● GOAL:
Print out every record exactly as it appears.

(Data items)
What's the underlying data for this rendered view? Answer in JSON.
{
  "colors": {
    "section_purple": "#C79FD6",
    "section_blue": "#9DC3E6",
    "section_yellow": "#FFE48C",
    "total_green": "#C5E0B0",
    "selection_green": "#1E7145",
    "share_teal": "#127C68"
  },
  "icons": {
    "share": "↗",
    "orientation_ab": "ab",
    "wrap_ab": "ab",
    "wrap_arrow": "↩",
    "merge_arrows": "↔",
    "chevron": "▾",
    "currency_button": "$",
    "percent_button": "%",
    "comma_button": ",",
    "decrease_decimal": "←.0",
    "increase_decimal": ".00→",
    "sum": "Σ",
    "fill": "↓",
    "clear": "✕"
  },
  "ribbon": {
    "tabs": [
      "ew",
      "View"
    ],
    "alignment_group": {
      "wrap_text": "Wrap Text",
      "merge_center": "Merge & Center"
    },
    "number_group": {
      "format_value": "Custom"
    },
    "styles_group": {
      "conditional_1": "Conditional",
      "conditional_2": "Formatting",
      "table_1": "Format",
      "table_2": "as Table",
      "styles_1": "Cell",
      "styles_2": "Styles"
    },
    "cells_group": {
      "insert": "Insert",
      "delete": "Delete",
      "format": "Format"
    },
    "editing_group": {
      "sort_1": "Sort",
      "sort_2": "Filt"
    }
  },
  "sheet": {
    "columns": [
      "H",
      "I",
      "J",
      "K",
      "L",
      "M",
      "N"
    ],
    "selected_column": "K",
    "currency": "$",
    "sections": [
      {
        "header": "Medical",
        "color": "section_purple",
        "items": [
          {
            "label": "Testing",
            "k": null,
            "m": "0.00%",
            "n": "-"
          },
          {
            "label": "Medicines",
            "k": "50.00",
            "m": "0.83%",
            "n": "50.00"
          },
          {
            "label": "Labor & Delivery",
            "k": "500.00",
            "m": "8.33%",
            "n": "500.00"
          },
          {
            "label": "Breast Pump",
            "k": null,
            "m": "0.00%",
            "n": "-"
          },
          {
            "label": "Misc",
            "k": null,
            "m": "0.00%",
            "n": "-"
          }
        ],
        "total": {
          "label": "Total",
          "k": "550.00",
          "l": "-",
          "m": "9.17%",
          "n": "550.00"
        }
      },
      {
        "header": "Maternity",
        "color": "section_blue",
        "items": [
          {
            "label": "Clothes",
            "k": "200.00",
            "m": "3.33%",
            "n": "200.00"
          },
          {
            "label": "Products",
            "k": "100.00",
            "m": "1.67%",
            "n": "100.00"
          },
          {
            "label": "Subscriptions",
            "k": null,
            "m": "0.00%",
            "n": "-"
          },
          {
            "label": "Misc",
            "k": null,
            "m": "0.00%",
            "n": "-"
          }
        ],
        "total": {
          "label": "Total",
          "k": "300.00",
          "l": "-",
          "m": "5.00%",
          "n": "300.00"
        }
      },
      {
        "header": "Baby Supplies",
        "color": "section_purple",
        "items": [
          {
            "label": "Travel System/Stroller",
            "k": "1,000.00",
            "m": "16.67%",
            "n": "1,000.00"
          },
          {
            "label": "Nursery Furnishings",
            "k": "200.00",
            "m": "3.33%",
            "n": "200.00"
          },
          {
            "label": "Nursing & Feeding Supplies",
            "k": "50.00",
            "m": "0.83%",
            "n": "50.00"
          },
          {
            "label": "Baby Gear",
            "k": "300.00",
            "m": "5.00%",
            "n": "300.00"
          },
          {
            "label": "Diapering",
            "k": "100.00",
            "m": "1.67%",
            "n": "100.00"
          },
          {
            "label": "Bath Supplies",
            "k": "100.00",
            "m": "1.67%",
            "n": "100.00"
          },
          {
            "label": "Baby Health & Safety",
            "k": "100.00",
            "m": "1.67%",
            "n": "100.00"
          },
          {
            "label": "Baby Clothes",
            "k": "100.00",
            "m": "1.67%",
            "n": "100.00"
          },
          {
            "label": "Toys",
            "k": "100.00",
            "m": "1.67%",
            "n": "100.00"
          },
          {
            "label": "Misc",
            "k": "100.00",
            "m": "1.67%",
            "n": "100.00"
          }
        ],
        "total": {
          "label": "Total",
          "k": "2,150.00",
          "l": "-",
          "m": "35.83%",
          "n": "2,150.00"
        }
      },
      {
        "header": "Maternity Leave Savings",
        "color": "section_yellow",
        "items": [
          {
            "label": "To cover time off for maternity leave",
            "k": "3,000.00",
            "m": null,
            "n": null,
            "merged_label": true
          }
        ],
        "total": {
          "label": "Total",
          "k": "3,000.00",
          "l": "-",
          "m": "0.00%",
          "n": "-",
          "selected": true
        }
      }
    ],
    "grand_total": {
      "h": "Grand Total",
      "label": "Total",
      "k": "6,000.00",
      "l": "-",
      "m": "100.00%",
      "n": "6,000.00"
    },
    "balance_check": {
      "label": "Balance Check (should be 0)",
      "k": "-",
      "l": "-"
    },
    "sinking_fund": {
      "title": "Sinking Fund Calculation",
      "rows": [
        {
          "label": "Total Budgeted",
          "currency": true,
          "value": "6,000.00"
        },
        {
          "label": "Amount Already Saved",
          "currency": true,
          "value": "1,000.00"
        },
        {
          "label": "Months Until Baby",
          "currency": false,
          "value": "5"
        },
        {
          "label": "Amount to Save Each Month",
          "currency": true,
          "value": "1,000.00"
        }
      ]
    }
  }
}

● FINAL RESULT:
What's the underlying data for this rendered view? Answer in JSON.
{
  "colors": {
    "section_purple": "#C79FD6",
    "section_blue": "#9DC3E6",
    "section_yellow": "#FFE48C",
    "total_green": "#C5E0B0",
    "selection_green": "#1E7145",
    "share_teal": "#127C68"
  },
  "icons": {
    "share": "↗",
    "orientation_ab": "ab",
    "wrap_ab": "ab",
    "wrap_arrow": "↩",
    "merge_arrows": "↔",
    "chevron": "▾",
    "currency_button": "$",
    "percent_button": "%",
    "comma_button": ",",
    "decrease_decimal": "←.0",
    "increase_decimal": ".00→",
    "sum": "Σ",
    "fill": "↓",
    "clear": "✕"
  },
  "ribbon": {
    "tabs": [
      "ew",
      "View"
    ],
    "alignment_group": {
      "wrap_text": "Wrap Text",
      "merge_center": "Merge & Center"
    },
    "number_group": {
      "format_value": "Custom"
    },
    "styles_group": {
      "conditional_1": "Conditional",
      "conditional_2": "Formatting",
      "table_1": "Format",
      "table_2": "as Table",
      "styles_1": "Cell",
      "styles_2": "Styles"
    },
    "cells_group": {
      "insert": "Insert",
      "delete": "Delete",
      "format": "Format"
    },
    "editing_group": {
      "sort_1": "Sort",
      "sort_2": "Filt"
    }
  },
  "sheet": {
    "columns": [
      "H",
      "I",
      "J",
      "K",
      "L",
      "M",
      "N"
    ],
    "selected_column": "K",
    "currency": "$",
    "sections": [
      {
        "header": "Medical",
        "color": "section_purple",
        "items": [
          {
            "label": "Testing",
            "k": null,
            "m": "0.00%",
            "n": "-"
          },
          {
            "label": "Medicines",
            "k": "50.00",
            "m": "0.83%",
            "n": "50.00"
          },
          {
            "label": "Labor & Delivery",
            "k": "500.00",
            "m": "8.33%",
            "n": "500.00"
          },
          {
            "label": "Breast Pump",
            "k": null,
            "m": "0.00%",
            "n": "-"
          },
          {
            "label": "Misc",
            "k": null,
            "m": "0.00%",
            "n": "-"
          }
        ],
        "total": {
          "label": "Total",
          "k": "550.00",
          "l": "-",
          "m": "9.17%",
          "n": "550.00"
        }
      },
      {
        "header": "Maternity",
        "color": "section_blue",
        "items": [
          {
            "label": "Clothes",
            "k": "200.00",
            "m": "3.33%",
            "n": "200.00"
          },
          {
            "label": "Products",
            "k": "100.00",
            "m": "1.67%",
            "n": "100.00"
          },
          {
            "label": "Subscriptions",
            "k": null,
            "m": "0.00%",
            "n": "-"
          },
          {
            "label": "Misc",
            "k": null,
            "m": "0.00%",
            "n": "-"
          }
        ],
        "total": {
          "label": "Total",
          "k": "300.00",
          "l": "-",
          "m": "5.00%",
          "n": "300.00"
        }
      },
      {
        "header": "Baby Supplies",
        "color": "section_purple",
        "items": [
          {
            "label": "Travel System/Stroller",
            "k": "1,000.00",
            "m": "16.67%",
            "n": "1,000.00"
          },
          {
            "label": "Nursery Furnishings",
            "k": "200.00",
            "m": "3.33%",
            "n": "200.00"
          },
          {
            "label": "Nursing & Feeding Supplies",
            "k": "50.00",
            "m": "0.83%",
            "n": "50.00"
          },
          {
            "label": "Baby Gear",
            "k": "300.00",
            "m": "5.00%",
            "n": "300.00"
          },
          {
            "label": "Diapering",
            "k": "100.00",
            "m": "1.67%",
            "n": "100.00"
          },
          {
            "label": "Bath Supplies",
            "k": "100.00",
            "m": "1.67%",
            "n": "100.00"
          },
          {
            "label": "Baby Health & Safety",
            "k": "100.00",
            "m": "1.67%",
            "n": "100.00"
          },
          {
            "label": "Baby Clothes",
            "k": "100.00",
            "m": "1.67%",
            "n": "100.00"
          },
          {
            "label": "Toys",
            "k": "100.00",
            "m": "1.67%",
            "n": "100.00"
          },
          {
            "label": "Misc",
            "k": "100.00",
            "m": "1.67%",
            "n": "100.00"
          }
        ],
        "total": {
          "label": "Total",
          "k": "2,150.00",
          "l": "-",
          "m": "35.83%",
          "n": "2,150.00"
        }
      },
      {
        "header": "Maternity Leave Savings",
        "color": "section_yellow",
        "items": [
          {
            "label": "To cover time off for maternity leave",
            "k": "3,000.00",
            "m": null,
            "n": null,
            "merged_label": true
          }
        ],
        "total": {
          "label": "Total",
          "k": "3,000.00",
          "l": "-",
          "m": "0.00%",
          "n": "-",
          "selected": true
        }
      }
    ],
    "grand_total": {
      "h": "Grand Total",
      "label": "Total",
      "k": "6,000.00",
      "l": "-",
      "m": "100.00%",
      "n": "6,000.00"
    },
    "balance_check": {
      "label": "Balance Check (should be 0)",
      "k": "-",
      "l": "-"
    },
    "sinking_fund": {
      "title": "Sinking Fund Calculation",
      "rows": [
        {
          "label": "Total Budgeted",
          "currency": true,
          "value": "6,000.00"
        },
        {
          "label": "Amount Already Saved",
          "currency": true,
          "value": "1,000.00"
        },
        {
          "label": "Months Until Baby",
          "currency": false,
          "value": "5"
        },
        {
          "label": "Amount to Save Each Month",
          "currency": true,
          "value": "1,000.00"
        }
      ]
    }
  }
}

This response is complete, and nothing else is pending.